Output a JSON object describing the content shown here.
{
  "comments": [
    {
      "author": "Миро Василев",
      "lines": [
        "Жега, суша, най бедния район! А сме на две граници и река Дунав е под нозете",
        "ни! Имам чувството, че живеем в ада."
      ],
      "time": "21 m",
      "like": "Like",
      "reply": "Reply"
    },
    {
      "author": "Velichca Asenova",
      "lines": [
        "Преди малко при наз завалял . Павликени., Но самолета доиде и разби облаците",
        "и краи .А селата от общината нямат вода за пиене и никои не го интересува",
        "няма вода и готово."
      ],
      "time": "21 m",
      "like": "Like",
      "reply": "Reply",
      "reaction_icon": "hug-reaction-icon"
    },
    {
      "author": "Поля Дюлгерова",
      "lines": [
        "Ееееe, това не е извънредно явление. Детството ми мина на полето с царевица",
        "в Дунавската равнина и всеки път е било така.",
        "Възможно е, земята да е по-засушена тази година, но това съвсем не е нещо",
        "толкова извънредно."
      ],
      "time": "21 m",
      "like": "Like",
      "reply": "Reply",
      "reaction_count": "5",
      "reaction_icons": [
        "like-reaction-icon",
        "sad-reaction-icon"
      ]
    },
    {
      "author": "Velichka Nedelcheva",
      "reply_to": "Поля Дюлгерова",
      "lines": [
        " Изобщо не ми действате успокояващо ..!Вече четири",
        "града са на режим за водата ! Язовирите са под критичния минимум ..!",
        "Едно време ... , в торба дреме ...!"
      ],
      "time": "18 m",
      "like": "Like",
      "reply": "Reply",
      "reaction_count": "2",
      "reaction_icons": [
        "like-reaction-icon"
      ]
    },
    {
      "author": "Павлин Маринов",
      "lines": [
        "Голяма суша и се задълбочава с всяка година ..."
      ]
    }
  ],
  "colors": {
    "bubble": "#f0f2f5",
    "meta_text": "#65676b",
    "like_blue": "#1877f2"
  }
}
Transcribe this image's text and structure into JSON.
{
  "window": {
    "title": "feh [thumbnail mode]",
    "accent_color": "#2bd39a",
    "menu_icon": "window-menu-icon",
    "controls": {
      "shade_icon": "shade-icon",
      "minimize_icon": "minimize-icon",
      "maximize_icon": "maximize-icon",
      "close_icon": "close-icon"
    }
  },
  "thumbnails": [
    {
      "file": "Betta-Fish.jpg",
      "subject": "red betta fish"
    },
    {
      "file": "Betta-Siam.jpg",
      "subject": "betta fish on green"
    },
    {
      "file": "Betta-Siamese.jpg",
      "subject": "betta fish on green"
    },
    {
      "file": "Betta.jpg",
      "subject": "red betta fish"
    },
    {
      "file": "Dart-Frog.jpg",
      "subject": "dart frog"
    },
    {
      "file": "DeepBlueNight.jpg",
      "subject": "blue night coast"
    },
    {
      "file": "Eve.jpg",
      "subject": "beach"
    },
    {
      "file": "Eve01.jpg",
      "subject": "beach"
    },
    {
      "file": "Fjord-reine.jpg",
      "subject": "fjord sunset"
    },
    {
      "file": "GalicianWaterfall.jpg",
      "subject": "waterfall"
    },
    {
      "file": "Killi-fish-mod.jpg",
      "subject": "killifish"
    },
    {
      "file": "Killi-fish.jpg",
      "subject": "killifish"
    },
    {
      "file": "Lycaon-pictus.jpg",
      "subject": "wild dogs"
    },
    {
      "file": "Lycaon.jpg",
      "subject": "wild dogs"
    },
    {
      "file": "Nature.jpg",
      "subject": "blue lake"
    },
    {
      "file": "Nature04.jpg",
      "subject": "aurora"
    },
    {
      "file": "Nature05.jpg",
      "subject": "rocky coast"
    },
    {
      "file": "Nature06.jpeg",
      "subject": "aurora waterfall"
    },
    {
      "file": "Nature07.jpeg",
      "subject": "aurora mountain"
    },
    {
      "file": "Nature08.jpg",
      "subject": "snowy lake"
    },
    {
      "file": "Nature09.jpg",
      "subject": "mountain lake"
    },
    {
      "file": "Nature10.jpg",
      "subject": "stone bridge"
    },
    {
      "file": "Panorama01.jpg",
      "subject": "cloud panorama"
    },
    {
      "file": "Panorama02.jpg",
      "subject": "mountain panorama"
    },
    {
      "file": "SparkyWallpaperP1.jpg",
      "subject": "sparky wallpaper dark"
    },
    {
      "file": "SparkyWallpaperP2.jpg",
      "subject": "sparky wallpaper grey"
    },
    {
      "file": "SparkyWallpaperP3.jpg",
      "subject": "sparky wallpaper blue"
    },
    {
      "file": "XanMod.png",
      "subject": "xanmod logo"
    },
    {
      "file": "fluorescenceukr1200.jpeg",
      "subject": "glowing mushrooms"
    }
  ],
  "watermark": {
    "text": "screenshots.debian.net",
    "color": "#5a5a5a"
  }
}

--------------------------------------------------

## Directions for this task
The records above must be output exactly, in full.

## Worked answer
Output a JSON object describing the content shown here.
{
  "comments": [
    {
      "author": "Миро Василев",
      "lines": [
        "Жега, суша, най бедния район! А сме на две граници и река Дунав е под нозете",
        "ни! Имам чувството, че живеем в ада."
      ],
      "time": "21 m",
      "like": "Like",
      "reply": "Reply"
    },
    {
      "author": "Velichca Asenova",
      "lines": [
        "Преди малко при наз завалял . Павликени., Но самолета доиде и разби облаците",
        "и краи .А селата от общината нямат вода за пиене и никои не го интересува",
        "няма вода и готово."
      ],
      "time": "21 m",
      "like": "Like",
      "reply": "Reply",
      "reaction_icon": "hug-reaction-icon"
    },
    {
      "author": "Поля Дюлгерова",
      "lines": [
        "Ееееe, това не е извънредно явление. Детството ми мина на полето с царевица",
        "в Дунавската равнина и всеки път е било така.",
        "Възможно е, земята да е по-засушена тази година, но това съвсем не е нещо",
        "толкова извънредно."
      ],
      "time": "21 m",
      "like": "Like",
      "reply": "Reply",
      "reaction_count": "5",
      "reaction_icons": [
        "like-reaction-icon",
        "sad-reaction-icon"
      ]
    },
    {
      "author": "Velichka Nedelcheva",
      "reply_to": "Поля Дюлгерова",
      "lines": [
        " Изобщо не ми действате успокояващо ..!Вече четири",
        "града са на режим за водата ! Язовирите са под критичния минимум ..!",
        "Едно време ... , в торба дреме ...!"
      ],
      "time": "18 m",
      "like": "Like",
      "reply": "Reply",
      "reaction_count": "2",
      "reaction_icons": [
        "like-reaction-icon"
      ]
    },
    {
      "author": "Павлин Маринов",
      "lines": [
        "Голяма суша и се задълбочава с всяка година ..."
      ]
    }
  ],
  "colors": {
    "bubble": "#f0f2f5",
    "meta_text": "#65676b",
    "like_blue": "#1877f2"
  }
}
Transcribe this image's text and structure into JSON.
{
  "window": {
    "title": "feh [thumbnail mode]",
    "accent_color": "#2bd39a",
    "menu_icon": "window-menu-icon",
    "controls": {
      "shade_icon": "shade-icon",
      "minimize_icon": "minimize-icon",
      "maximize_icon": "maximize-icon",
      "close_icon": "close-icon"
    }
  },
  "thumbnails": [
    {
      "file": "Betta-Fish.jpg",
      "subject": "red betta fish"
    },
    {
      "file": "Betta-Siam.jpg",
      "subject": "betta fish on green"
    },
    {
      "file": "Betta-Siamese.jpg",
      "subject": "betta fish on green"
    },
    {
      "file": "Betta.jpg",
      "subject": "red betta fish"
    },
    {
      "file": "Dart-Frog.jpg",
      "subject": "dart frog"
    },
    {
      "file": "DeepBlueNight.jpg",
      "subject": "blue night coast"
    },
    {
      "file": "Eve.jpg",
      "subject": "beach"
    },
    {
      "file": "Eve01.jpg",
      "subject": "beach"
    },
    {
      "file": "Fjord-reine.jpg",
      "subject": "fjord sunset"
    },
    {
      "file": "GalicianWaterfall.jpg",
      "subject": "waterfall"
    },
    {
      "file": "Killi-fish-mod.jpg",
      "subject": "killifish"
    },
    {
      "file": "Killi-fish.jpg",
      "subject": "killifish"
    },
    {
      "file": "Lycaon-pictus.jpg",
      "subject": "wild dogs"
    },
    {
      "file": "Lycaon.jpg",
      "subject": "wild dogs"
    },
    {
      "file": "Nature.jpg",
      "subject": "blue lake"
    },
    {
      "file": "Nature04.jpg",
      "subject": "aurora"
    },
    {
      "file": "Nature05.jpg",
      "subject": "rocky coast"
    },
    {
      "file": "Nature06.jpeg",
      "subject": "aurora waterfall"
    },
    {
      "file": "Nature07.jpeg",
      "subject": "aurora mountain"
    },
    {
      "file": "Nature08.jpg",
      "subject": "snowy lake"
    },
    {
      "file": "Nature09.jpg",
      "subject": "mountain lake"
    },
    {
      "file": "Nature10.jpg",
      "subject": "stone bridge"
    },
    {
      "file": "Panorama01.jpg",
      "subject": "cloud panorama"
    },
    {
      "file": "Panorama02.jpg",
      "subject": "mountain panorama"
    },
    {
      "file": "SparkyWallpaperP1.jpg",
      "subject": "sparky wallpaper dark"
    },
    {
      "file": "SparkyWallpaperP2.jpg",
      "subject": "sparky wallpaper grey"
    },
    {
      "file": "SparkyWallpaperP3.jpg",
      "subject": "sparky wallpaper blue"
    },
    {
      "file": "XanMod.png",
      "subject": "xanmod logo"
    },
    {
      "file": "fluorescenceukr1200.jpeg",
      "subject": "glowing mushrooms"
    }
  ],
  "watermark": {
    "text": "screenshots.debian.net",
    "color": "#5a5a5a"
  }
}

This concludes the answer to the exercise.